> [Data excerpts]
··········
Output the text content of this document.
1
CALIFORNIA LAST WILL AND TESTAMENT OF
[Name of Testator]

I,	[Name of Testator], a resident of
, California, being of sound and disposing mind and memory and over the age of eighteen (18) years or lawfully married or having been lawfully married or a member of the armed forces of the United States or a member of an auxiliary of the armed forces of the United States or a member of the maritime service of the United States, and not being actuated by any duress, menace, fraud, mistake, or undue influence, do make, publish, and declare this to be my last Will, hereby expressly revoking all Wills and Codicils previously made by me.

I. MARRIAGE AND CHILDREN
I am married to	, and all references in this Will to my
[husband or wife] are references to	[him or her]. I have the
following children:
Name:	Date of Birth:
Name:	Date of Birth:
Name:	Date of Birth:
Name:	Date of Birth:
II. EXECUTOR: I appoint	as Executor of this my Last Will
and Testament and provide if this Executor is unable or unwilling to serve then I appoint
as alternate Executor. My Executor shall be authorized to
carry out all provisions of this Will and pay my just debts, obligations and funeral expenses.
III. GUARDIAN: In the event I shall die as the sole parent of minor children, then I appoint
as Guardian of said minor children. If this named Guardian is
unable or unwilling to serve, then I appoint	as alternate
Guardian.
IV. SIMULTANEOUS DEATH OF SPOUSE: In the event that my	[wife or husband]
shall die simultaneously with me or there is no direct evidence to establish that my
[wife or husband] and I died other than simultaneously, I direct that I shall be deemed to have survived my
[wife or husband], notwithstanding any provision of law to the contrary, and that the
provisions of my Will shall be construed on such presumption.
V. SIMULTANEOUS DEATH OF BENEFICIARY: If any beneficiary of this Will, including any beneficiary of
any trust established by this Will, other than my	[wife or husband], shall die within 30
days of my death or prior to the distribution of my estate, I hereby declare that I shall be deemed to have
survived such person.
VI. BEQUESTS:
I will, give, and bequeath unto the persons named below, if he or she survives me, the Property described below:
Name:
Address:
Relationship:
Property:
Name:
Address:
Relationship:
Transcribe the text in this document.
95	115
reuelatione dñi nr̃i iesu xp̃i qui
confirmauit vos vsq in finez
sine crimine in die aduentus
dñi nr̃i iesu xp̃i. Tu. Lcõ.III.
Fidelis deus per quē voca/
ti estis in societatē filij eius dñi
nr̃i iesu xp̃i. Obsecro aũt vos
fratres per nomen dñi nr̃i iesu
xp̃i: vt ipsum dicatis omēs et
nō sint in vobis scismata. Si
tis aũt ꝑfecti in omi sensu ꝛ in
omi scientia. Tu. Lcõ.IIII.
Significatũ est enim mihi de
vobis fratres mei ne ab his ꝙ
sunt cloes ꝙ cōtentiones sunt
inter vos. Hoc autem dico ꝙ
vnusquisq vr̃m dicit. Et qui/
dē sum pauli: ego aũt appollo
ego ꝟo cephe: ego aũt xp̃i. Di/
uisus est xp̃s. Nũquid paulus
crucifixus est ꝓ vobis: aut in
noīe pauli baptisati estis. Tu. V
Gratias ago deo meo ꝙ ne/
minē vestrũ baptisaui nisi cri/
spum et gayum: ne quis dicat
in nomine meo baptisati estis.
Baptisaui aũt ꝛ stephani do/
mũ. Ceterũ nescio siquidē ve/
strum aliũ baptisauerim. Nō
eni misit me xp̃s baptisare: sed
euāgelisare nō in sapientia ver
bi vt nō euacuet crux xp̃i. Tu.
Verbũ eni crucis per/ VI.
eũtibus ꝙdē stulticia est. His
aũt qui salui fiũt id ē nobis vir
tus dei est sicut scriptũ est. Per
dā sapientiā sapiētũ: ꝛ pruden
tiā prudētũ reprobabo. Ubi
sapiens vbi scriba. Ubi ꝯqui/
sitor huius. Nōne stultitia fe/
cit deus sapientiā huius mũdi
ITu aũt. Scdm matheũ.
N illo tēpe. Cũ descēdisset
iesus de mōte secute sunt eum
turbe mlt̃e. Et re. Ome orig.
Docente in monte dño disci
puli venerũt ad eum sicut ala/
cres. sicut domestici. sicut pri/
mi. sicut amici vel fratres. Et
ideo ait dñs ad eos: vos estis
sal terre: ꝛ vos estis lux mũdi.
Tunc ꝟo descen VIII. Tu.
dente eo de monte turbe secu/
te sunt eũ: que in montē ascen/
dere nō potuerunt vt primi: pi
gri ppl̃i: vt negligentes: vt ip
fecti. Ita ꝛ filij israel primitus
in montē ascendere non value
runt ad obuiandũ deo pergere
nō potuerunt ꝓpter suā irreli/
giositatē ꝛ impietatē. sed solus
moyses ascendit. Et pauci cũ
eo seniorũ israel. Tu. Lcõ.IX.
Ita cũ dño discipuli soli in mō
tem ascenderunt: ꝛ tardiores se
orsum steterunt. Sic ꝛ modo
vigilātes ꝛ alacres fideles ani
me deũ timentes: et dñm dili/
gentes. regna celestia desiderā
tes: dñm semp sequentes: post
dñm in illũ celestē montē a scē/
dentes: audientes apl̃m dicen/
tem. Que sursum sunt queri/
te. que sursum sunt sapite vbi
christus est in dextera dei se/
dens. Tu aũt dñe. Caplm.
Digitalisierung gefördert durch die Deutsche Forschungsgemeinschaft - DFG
··········
> [Work to complete] Repeat the lines above exactly.

> [Answer below]
Output the text content of this document.
1
CALIFORNIA LAST WILL AND TESTAMENT OF
[Name of Testator]

I,	[Name of Testator], a resident of
, California, being of sound and disposing mind and memory and over the age of eighteen (18) years or lawfully married or having been lawfully married or a member of the armed forces of the United States or a member of an auxiliary of the armed forces of the United States or a member of the maritime service of the United States, and not being actuated by any duress, menace, fraud, mistake, or undue influence, do make, publish, and declare this to be my last Will, hereby expressly revoking all Wills and Codicils previously made by me.

I. MARRIAGE AND CHILDREN
I am married to	, and all references in this Will to my
[husband or wife] are references to	[him or her]. I have the
following children:
Name:	Date of Birth:
Name:	Date of Birth:
Name:	Date of Birth:
Name:	Date of Birth:
II. EXECUTOR: I appoint	as Executor of this my Last Will
and Testament and provide if this Executor is unable or unwilling to serve then I appoint
as alternate Executor. My Executor shall be authorized to
carry out all provisions of this Will and pay my just debts, obligations and funeral expenses.
III. GUARDIAN: In the event I shall die as the sole parent of minor children, then I appoint
as Guardian of said minor children. If this named Guardian is
unable or unwilling to serve, then I appoint	as alternate
Guardian.
IV. SIMULTANEOUS DEATH OF SPOUSE: In the event that my	[wife or husband]
shall die simultaneously with me or there is no direct evidence to establish that my
[wife or husband] and I died other than simultaneously, I direct that I shall be deemed to have survived my
[wife or husband], notwithstanding any provision of law to the contrary, and that the
provisions of my Will shall be construed on such presumption.
V. SIMULTANEOUS DEATH OF BENEFICIARY: If any beneficiary of this Will, including any beneficiary of
any trust established by this Will, other than my	[wife or husband], shall die within 30
days of my death or prior to the distribution of my estate, I hereby declare that I shall be deemed to have
survived such person.
VI. BEQUESTS:
I will, give, and bequeath unto the persons named below, if he or she survives me, the Property described below:
Name:
Address:
Relationship:
Property:
Name:
Address:
Relationship:
Transcribe the text in this document.
95	115
reuelatione dñi nr̃i iesu xp̃i qui
confirmauit vos vsq in finez
sine crimine in die aduentus
dñi nr̃i iesu xp̃i. Tu. Lcõ.III.
Fidelis deus per quē voca/
ti estis in societatē filij eius dñi
nr̃i iesu xp̃i. Obsecro aũt vos
fratres per nomen dñi nr̃i iesu
xp̃i: vt ipsum dicatis omēs et
nō sint in vobis scismata. Si
tis aũt ꝑfecti in omi sensu ꝛ in
omi scientia. Tu. Lcõ.IIII.
Significatũ est enim mihi de
vobis fratres mei ne ab his ꝙ
sunt cloes ꝙ cōtentiones sunt
inter vos. Hoc autem dico ꝙ
vnusquisq vr̃m dicit. Et qui/
dē sum pauli: ego aũt appollo
ego ꝟo cephe: ego aũt xp̃i. Di/
uisus est xp̃s. Nũquid paulus
crucifixus est ꝓ vobis: aut in
noīe pauli baptisati estis. Tu. V
Gratias ago deo meo ꝙ ne/
minē vestrũ baptisaui nisi cri/
spum et gayum: ne quis dicat
in nomine meo baptisati estis.
Baptisaui aũt ꝛ stephani do/
mũ. Ceterũ nescio siquidē ve/
strum aliũ baptisauerim. Nō
eni misit me xp̃s baptisare: sed
euāgelisare nō in sapientia ver
bi vt nō euacuet crux xp̃i. Tu.
Verbũ eni crucis per/ VI.
eũtibus ꝙdē stulticia est. His
aũt qui salui fiũt id ē nobis vir
tus dei est sicut scriptũ est. Per
dā sapientiā sapiētũ: ꝛ pruden
tiā prudētũ reprobabo. Ubi
sapiens vbi scriba. Ubi ꝯqui/
sitor huius. Nōne stultitia fe/
cit deus sapientiā huius mũdi
ITu aũt. Scdm matheũ.
N illo tēpe. Cũ descēdisset
iesus de mōte secute sunt eum
turbe mlt̃e. Et re. Ome orig.
Docente in monte dño disci
puli venerũt ad eum sicut ala/
cres. sicut domestici. sicut pri/
mi. sicut amici vel fratres. Et
ideo ait dñs ad eos: vos estis
sal terre: ꝛ vos estis lux mũdi.
Tunc ꝟo descen VIII. Tu.
dente eo de monte turbe secu/
te sunt eũ: que in montē ascen/
dere nō potuerunt vt primi: pi
gri ppl̃i: vt negligentes: vt ip
fecti. Ita ꝛ filij israel primitus
in montē ascendere non value
runt ad obuiandũ deo pergere
nō potuerunt ꝓpter suā irreli/
giositatē ꝛ impietatē. sed solus
moyses ascendit. Et pauci cũ
eo seniorũ israel. Tu. Lcõ.IX.
Ita cũ dño discipuli soli in mō
tem ascenderunt: ꝛ tardiores se
orsum steterunt. Sic ꝛ modo
vigilātes ꝛ alacres fideles ani
me deũ timentes: et dñm dili/
gentes. regna celestia desiderā
tes: dñm semp sequentes: post
dñm in illũ celestē montē a scē/
dentes: audientes apl̃m dicen/
tem. Que sursum sunt queri/
te. que sursum sunt sapite vbi
christus est in dextera dei se/
dens. Tu aũt dñe. Caplm.
Digitalisierung gefördert durch die Deutsche Forschungsgemeinschaft - DFG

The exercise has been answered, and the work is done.